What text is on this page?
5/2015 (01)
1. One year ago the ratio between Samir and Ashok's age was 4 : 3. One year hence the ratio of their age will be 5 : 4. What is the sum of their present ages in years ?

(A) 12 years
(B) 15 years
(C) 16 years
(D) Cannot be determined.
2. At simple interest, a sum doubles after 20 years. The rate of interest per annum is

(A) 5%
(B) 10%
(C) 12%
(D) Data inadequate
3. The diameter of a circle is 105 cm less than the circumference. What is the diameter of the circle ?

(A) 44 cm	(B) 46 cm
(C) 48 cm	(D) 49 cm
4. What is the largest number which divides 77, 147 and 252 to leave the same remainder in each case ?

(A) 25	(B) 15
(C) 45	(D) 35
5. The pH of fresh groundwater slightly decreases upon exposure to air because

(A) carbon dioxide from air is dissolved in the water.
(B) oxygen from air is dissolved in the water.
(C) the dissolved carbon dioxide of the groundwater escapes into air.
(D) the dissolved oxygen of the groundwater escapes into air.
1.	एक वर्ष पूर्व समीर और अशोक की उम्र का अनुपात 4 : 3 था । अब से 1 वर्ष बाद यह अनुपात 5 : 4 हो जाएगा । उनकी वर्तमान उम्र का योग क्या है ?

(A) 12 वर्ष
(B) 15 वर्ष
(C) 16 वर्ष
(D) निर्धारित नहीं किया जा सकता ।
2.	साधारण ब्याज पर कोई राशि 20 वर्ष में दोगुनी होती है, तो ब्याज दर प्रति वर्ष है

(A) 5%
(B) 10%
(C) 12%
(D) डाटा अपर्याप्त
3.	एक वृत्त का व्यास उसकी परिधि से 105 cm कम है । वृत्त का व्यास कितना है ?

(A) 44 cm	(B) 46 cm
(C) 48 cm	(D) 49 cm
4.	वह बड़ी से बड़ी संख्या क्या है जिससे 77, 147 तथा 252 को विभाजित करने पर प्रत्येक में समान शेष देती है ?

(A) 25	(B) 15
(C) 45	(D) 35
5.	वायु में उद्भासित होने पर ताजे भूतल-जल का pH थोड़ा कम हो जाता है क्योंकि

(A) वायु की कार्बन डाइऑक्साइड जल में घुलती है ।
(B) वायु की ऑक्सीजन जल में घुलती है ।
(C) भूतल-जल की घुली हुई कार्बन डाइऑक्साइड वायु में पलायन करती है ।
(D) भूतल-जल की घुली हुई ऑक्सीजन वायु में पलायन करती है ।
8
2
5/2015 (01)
====
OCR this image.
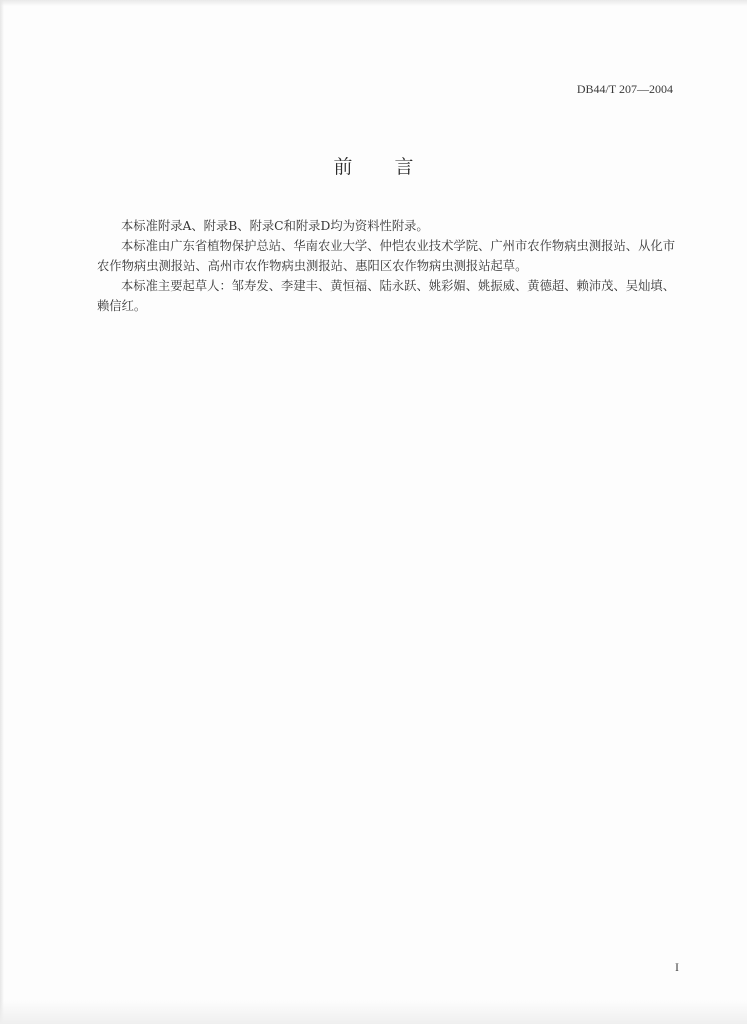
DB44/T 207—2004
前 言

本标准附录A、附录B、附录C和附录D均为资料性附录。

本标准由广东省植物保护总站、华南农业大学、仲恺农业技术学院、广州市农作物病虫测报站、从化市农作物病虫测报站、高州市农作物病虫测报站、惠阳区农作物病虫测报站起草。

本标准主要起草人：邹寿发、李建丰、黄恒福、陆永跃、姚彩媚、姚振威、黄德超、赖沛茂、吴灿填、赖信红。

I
====
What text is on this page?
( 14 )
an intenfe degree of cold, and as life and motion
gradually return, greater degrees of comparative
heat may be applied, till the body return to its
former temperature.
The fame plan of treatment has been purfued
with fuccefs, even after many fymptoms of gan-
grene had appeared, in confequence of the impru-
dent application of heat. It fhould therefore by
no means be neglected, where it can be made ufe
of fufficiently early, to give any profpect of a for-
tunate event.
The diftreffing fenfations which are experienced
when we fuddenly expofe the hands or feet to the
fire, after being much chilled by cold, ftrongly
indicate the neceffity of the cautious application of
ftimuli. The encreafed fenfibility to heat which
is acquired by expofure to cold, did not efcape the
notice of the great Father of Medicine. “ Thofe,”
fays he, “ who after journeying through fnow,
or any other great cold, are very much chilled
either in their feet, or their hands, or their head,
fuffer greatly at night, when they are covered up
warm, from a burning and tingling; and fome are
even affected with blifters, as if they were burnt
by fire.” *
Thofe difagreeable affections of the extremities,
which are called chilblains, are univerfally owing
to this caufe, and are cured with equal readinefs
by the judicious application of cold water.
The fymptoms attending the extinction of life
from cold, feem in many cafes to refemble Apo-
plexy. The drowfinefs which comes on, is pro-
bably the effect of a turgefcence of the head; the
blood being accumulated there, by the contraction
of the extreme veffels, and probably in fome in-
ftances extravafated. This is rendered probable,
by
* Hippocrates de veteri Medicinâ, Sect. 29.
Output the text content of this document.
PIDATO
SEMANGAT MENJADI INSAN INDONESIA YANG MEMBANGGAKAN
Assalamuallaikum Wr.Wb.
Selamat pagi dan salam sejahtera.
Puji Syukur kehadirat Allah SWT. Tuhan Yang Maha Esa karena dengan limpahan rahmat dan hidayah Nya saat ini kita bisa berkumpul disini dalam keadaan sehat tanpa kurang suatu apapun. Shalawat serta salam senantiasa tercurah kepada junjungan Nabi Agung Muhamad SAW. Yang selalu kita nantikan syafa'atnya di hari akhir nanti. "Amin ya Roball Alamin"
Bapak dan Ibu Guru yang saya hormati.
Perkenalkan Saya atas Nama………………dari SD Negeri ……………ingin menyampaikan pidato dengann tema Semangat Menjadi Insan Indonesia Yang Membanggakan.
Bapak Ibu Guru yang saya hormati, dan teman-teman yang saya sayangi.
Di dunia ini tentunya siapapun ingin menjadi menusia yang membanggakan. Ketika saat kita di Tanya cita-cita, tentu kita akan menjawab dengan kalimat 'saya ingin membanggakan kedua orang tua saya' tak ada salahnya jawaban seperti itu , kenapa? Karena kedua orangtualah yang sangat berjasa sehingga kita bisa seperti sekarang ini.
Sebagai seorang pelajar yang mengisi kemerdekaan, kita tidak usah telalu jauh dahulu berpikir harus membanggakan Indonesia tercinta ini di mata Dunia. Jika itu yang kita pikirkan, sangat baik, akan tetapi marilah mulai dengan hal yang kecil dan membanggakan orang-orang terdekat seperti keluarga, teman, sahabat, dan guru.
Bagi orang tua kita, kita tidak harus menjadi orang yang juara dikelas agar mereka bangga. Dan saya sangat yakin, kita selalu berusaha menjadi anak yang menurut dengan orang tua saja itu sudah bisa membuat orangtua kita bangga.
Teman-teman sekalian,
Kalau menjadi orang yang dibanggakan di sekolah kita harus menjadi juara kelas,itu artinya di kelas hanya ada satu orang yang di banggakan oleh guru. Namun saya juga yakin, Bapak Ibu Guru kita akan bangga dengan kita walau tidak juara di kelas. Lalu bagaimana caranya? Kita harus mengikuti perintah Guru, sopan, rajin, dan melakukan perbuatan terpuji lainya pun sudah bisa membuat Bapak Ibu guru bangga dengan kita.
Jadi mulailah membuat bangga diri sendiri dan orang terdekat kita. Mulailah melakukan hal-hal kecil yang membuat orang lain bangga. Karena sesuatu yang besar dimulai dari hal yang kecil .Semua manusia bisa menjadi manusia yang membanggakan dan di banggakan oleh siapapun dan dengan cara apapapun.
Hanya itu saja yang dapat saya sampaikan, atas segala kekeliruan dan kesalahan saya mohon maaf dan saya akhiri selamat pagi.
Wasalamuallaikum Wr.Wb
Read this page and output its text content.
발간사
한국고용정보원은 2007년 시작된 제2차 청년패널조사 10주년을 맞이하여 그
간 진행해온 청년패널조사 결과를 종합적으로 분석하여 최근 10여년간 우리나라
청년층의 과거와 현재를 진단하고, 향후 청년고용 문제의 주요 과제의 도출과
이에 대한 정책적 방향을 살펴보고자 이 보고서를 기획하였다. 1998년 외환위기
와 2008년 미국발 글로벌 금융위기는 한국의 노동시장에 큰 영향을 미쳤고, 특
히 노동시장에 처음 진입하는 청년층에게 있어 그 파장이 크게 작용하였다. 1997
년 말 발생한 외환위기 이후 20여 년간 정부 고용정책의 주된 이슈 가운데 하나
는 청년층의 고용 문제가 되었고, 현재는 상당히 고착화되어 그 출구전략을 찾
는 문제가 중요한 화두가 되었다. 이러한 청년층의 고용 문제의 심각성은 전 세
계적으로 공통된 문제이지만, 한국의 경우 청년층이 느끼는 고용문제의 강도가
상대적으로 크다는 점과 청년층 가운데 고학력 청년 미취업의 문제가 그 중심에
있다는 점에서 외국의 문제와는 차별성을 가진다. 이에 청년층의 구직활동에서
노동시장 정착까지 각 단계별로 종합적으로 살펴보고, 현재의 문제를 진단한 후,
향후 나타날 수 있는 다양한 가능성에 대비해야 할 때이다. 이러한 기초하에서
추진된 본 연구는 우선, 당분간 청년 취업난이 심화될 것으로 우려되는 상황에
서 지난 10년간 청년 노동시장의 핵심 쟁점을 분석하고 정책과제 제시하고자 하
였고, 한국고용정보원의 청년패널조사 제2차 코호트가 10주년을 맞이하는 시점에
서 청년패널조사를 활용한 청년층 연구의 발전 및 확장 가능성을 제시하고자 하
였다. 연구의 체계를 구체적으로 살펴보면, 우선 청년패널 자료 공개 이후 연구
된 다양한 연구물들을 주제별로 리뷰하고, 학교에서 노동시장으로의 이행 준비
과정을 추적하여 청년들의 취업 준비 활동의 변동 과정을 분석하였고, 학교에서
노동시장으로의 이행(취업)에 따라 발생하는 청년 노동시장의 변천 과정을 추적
====
| WHAT YOU SHOULD DO |
Among the lines of the data, identify those with the word "orang". Copy each of them.

| FULL OUTPUT |
Di dunia ini tentunya siapapun ingin menjadi menusia yang membanggakan. Ketika saat kita di Tanya cita-cita, tentu kita akan menjawab dengan kalimat 'saya ingin membanggakan kedua orang tua saya' tak ada salahnya jawaban seperti itu , kenapa? Karena kedua orangtualah yang sangat berjasa sehingga kita bisa seperti sekarang ini.
Sebagai seorang pelajar yang mengisi kemerdekaan, kita tidak usah telalu jauh dahulu berpikir harus membanggakan Indonesia tercinta ini di mata Dunia. Jika itu yang kita pikirkan, sangat baik, akan tetapi marilah mulai dengan hal yang kecil dan membanggakan orang-orang terdekat seperti keluarga, teman, sahabat, dan guru.
Bagi orang tua kita, kita tidak harus menjadi orang yang juara dikelas agar mereka bangga. Dan saya sangat yakin, kita selalu berusaha menjadi anak yang menurut dengan orang tua saja itu sudah bisa membuat orangtua kita bangga.
Kalau menjadi orang yang dibanggakan di sekolah kita harus menjadi juara kelas,itu artinya di kelas hanya ada satu orang yang di banggakan oleh guru. Namun saya juga yakin, Bapak Ibu Guru kita akan bangga dengan kita walau tidak juara di kelas. Lalu bagaimana caranya? Kita harus mengikuti perintah Guru, sopan, rajin, dan melakukan perbuatan terpuji lainya pun sudah bisa membuat Bapak Ibu guru bangga dengan kita.
Jadi mulailah membuat bangga diri sendiri dan orang terdekat kita. Mulailah melakukan hal-hal kecil yang membuat orang lain bangga. Karena sesuatu yang besar dimulai dari hal yang kecil .Semua manusia bisa menjadi manusia yang membanggakan dan di banggakan oleh siapapun dan dengan cara apapapun.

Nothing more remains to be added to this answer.